Look through the data for the string "العربي". Copy every line where it is found.

● ● ●

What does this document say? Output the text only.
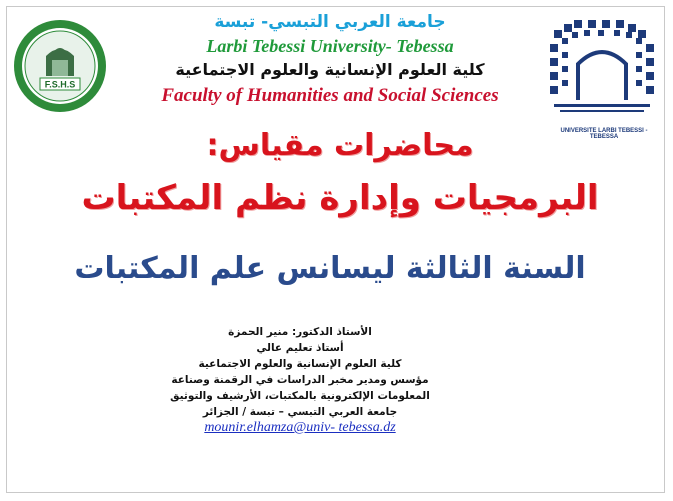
F.S.H.S
UNIVERSITE LARBI TEBESSI - TEBESSA
جامعة العربي التبسي- تبسة
Larbi Tebessi University- Tebessa
كلية العلوم الإنسانية والعلوم الاجتماعية
Faculty of Humanities and Social Sciences
محاضرات مقياس:
البرمجيات وإدارة نظم المكتبات
السنة الثالثة ليسانس علم المكتبات
الأستاذ الدكتور: منير الحمزة
أستاذ تعليم عالي
كلية العلوم الإنسانية والعلوم الاجتماعية
مؤسس ومدير مخبر الدراسات في الرقمنة وصناعة
المعلومات الإلكترونية بالمكتبات، الأرشيف والتوثيق
جامعة العربي التبسي – تبسة / الجزائر
mounir.elhamza@univ- tebessa.dz
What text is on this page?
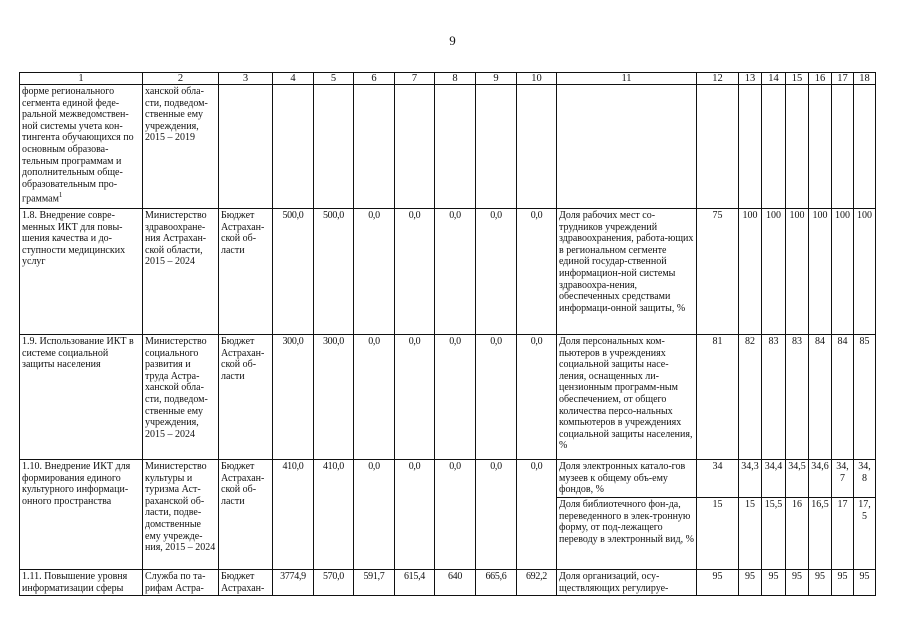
9
1	2	3	4	5	6	7	8	9	10	11	12	13	14	15	16	17	18
форме регионального сегмента единой феде-ральной межведомствен-ной системы учета кон-тингента обучающихся по основным образова-тельным программам и дополнительным обще-образовательным про-граммам$^1$	ханской обла-сти, подведом-ственные ему учреждения, 2015 – 2019																
1.8. Внедрение совре-менных ИКТ для повы-шения качества и до-ступности медицинских услуг	Министерство здравоохране-ния Астрахан-ской области, 2015 – 2024	Бюджет Астрахан-ской об-ласти	500,0	500,0	0,0	0,0	0,0	0,0	0,0	Доля рабочих мест со-трудников учреждений здравоохранения, работа-ющих в региональном сегменте единой государ-ственной информацион-ной системы здравоохра-нения, обеспеченных средствами информаци-онной защиты, %	75	100	100	100	100	100	100
1.9. Использование ИКТ в системе социальной защиты населения	Министерство социального развития и труда Астра-ханской обла-сти, подведом-ственные ему учреждения, 2015 – 2024	Бюджет Астрахан-ской об-ласти	300,0	300,0	0,0	0,0	0,0	0,0	0,0	Доля персональных ком-пьютеров в учреждениях социальной защиты насе-ления, оснащенных ли-цензионным программ-ным обеспечением, от общего количества персо-нальных компьютеров в учреждениях социальной защиты населения, %	81	82	83	83	84	84	85
1.10. Внедрение ИКТ для формирования единого культурного информаци-онного пространства	Министерство культуры и туризма Аст-раханской об-ласти, подве-домственные ему учрежде-ния, 2015 – 2024	Бюджет Астрахан-ской об-ласти	410,0	410,0	0,0	0,0	0,0	0,0	0,0	Доля электронных катало-гов музеев к общему объ-ему фондов, %	34	34,3	34,4	34,5	34,6	34,7	34,8
										Доля библиотечного фон-да, переведенного в элек-тронную форму, от под-лежащего переводу в электронный вид, %	15	15	15,5	16	16,5	17	17,5
1.11. Повышение уровня информатизации сферы	Служба по та-рифам Астра-	Бюджет Астрахан-	3774,9	570,0	591,7	615,4	640	665,6	692,2	Доля организаций, осу-ществляющих регулируе-	95	95	95	95	95	95	95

● ● ●

ANSWER FOR THIS EXERCISE.
جامعة العربي التبسي- تبسة
جامعة العربي التبسي – تبسة / الجزائر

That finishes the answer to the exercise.